→ **Given problem**:
Give the listing again in full, exactly as written.
• • • •
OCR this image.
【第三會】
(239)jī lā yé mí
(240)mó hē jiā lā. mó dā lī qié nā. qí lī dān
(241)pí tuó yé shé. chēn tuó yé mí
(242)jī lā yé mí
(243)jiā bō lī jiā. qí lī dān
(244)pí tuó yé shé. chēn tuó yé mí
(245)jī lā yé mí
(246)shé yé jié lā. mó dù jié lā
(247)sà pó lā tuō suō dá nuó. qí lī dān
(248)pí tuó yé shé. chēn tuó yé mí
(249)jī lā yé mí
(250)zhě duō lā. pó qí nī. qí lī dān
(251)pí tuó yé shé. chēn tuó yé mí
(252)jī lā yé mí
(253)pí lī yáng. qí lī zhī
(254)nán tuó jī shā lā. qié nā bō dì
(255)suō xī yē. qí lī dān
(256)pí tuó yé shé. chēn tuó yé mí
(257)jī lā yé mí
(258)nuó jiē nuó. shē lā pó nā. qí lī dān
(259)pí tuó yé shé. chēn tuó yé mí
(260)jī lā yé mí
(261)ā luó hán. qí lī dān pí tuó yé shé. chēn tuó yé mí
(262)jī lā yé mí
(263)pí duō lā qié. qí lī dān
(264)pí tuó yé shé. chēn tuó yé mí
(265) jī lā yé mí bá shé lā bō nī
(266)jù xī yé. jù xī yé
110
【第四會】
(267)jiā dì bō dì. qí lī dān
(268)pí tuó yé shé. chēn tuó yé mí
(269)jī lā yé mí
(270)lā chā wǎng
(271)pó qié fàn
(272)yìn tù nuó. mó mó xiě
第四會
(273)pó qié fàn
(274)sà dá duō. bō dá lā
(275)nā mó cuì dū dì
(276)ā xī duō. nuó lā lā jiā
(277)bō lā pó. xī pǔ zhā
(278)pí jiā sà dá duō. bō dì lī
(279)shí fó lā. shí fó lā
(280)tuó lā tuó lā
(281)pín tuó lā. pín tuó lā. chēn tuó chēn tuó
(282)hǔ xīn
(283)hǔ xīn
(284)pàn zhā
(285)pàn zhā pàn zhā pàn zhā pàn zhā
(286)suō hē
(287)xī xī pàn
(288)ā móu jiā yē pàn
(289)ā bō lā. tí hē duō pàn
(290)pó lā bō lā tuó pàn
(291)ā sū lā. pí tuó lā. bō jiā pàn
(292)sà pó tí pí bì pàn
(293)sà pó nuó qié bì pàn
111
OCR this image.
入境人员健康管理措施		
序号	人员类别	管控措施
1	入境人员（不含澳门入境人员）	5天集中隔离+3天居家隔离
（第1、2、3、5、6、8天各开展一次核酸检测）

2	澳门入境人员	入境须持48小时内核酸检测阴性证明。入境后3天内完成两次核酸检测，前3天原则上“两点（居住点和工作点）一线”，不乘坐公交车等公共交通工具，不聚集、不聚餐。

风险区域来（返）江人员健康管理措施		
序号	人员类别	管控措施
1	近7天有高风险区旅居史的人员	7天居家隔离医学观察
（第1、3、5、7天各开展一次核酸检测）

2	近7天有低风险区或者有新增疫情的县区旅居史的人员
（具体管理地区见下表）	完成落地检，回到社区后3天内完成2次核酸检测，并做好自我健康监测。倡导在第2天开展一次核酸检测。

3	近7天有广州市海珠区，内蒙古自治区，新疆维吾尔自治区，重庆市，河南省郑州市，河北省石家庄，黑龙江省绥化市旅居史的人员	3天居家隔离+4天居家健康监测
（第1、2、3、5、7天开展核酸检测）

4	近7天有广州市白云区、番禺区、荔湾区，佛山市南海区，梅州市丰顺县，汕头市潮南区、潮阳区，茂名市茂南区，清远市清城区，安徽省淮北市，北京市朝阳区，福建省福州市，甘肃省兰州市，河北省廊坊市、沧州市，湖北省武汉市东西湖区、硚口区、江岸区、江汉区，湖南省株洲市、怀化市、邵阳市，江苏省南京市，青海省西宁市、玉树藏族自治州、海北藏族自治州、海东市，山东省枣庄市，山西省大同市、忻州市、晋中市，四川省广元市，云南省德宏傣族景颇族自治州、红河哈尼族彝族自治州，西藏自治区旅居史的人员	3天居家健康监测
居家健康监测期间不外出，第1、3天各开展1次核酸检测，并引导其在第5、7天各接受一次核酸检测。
• • • •
→ **Solution to the problem**:
OCR this image.
【第三會】
(239)jī lā yé mí
(240)mó hē jiā lā. mó dā lī qié nā. qí lī dān
(241)pí tuó yé shé. chēn tuó yé mí
(242)jī lā yé mí
(243)jiā bō lī jiā. qí lī dān
(244)pí tuó yé shé. chēn tuó yé mí
(245)jī lā yé mí
(246)shé yé jié lā. mó dù jié lā
(247)sà pó lā tuō suō dá nuó. qí lī dān
(248)pí tuó yé shé. chēn tuó yé mí
(249)jī lā yé mí
(250)zhě duō lā. pó qí nī. qí lī dān
(251)pí tuó yé shé. chēn tuó yé mí
(252)jī lā yé mí
(253)pí lī yáng. qí lī zhī
(254)nán tuó jī shā lā. qié nā bō dì
(255)suō xī yē. qí lī dān
(256)pí tuó yé shé. chēn tuó yé mí
(257)jī lā yé mí
(258)nuó jiē nuó. shē lā pó nā. qí lī dān
(259)pí tuó yé shé. chēn tuó yé mí
(260)jī lā yé mí
(261)ā luó hán. qí lī dān pí tuó yé shé. chēn tuó yé mí
(262)jī lā yé mí
(263)pí duō lā qié. qí lī dān
(264)pí tuó yé shé. chēn tuó yé mí
(265) jī lā yé mí bá shé lā bō nī
(266)jù xī yé. jù xī yé
110
【第四會】
(267)jiā dì bō dì. qí lī dān
(268)pí tuó yé shé. chēn tuó yé mí
(269)jī lā yé mí
(270)lā chā wǎng
(271)pó qié fàn
(272)yìn tù nuó. mó mó xiě
第四會
(273)pó qié fàn
(274)sà dá duō. bō dá lā
(275)nā mó cuì dū dì
(276)ā xī duō. nuó lā lā jiā
(277)bō lā pó. xī pǔ zhā
(278)pí jiā sà dá duō. bō dì lī
(279)shí fó lā. shí fó lā
(280)tuó lā tuó lā
(281)pín tuó lā. pín tuó lā. chēn tuó chēn tuó
(282)hǔ xīn
(283)hǔ xīn
(284)pàn zhā
(285)pàn zhā pàn zhā pàn zhā pàn zhā
(286)suō hē
(287)xī xī pàn
(288)ā móu jiā yē pàn
(289)ā bō lā. tí hē duō pàn
(290)pó lā bō lā tuó pàn
(291)ā sū lā. pí tuó lā. bō jiā pàn
(292)sà pó tí pí bì pàn
(293)sà pó nuó qié bì pàn
111
OCR this image.
入境人员健康管理措施		
序号	人员类别	管控措施
1	入境人员（不含澳门入境人员）	5天集中隔离+3天居家隔离
（第1、2、3、5、6、8天各开展一次核酸检测）

2	澳门入境人员	入境须持48小时内核酸检测阴性证明。入境后3天内完成两次核酸检测，前3天原则上“两点（居住点和工作点）一线”，不乘坐公交车等公共交通工具，不聚集、不聚餐。

风险区域来（返）江人员健康管理措施		
序号	人员类别	管控措施
1	近7天有高风险区旅居史的人员	7天居家隔离医学观察
（第1、3、5、7天各开展一次核酸检测）

2	近7天有低风险区或者有新增疫情的县区旅居史的人员
（具体管理地区见下表）	完成落地检，回到社区后3天内完成2次核酸检测，并做好自我健康监测。倡导在第2天开展一次核酸检测。

3	近7天有广州市海珠区，内蒙古自治区，新疆维吾尔自治区，重庆市，河南省郑州市，河北省石家庄，黑龙江省绥化市旅居史的人员	3天居家隔离+4天居家健康监测
（第1、2、3、5、7天开展核酸检测）

4	近7天有广州市白云区、番禺区、荔湾区，佛山市南海区，梅州市丰顺县，汕头市潮南区、潮阳区，茂名市茂南区，清远市清城区，安徽省淮北市，北京市朝阳区，福建省福州市，甘肃省兰州市，河北省廊坊市、沧州市，湖北省武汉市东西湖区、硚口区、江岸区、江汉区，湖南省株洲市、怀化市、邵阳市，江苏省南京市，青海省西宁市、玉树藏族自治州、海北藏族自治州、海东市，山东省枣庄市，山西省大同市、忻州市、晋中市，四川省广元市，云南省德宏傣族景颇族自治州、红河哈尼族彝族自治州，西藏自治区旅居史的人员	3天居家健康监测
居家健康监测期间不外出，第1、3天各开展1次核酸检测，并引导其在第5、7天各接受一次核酸检测。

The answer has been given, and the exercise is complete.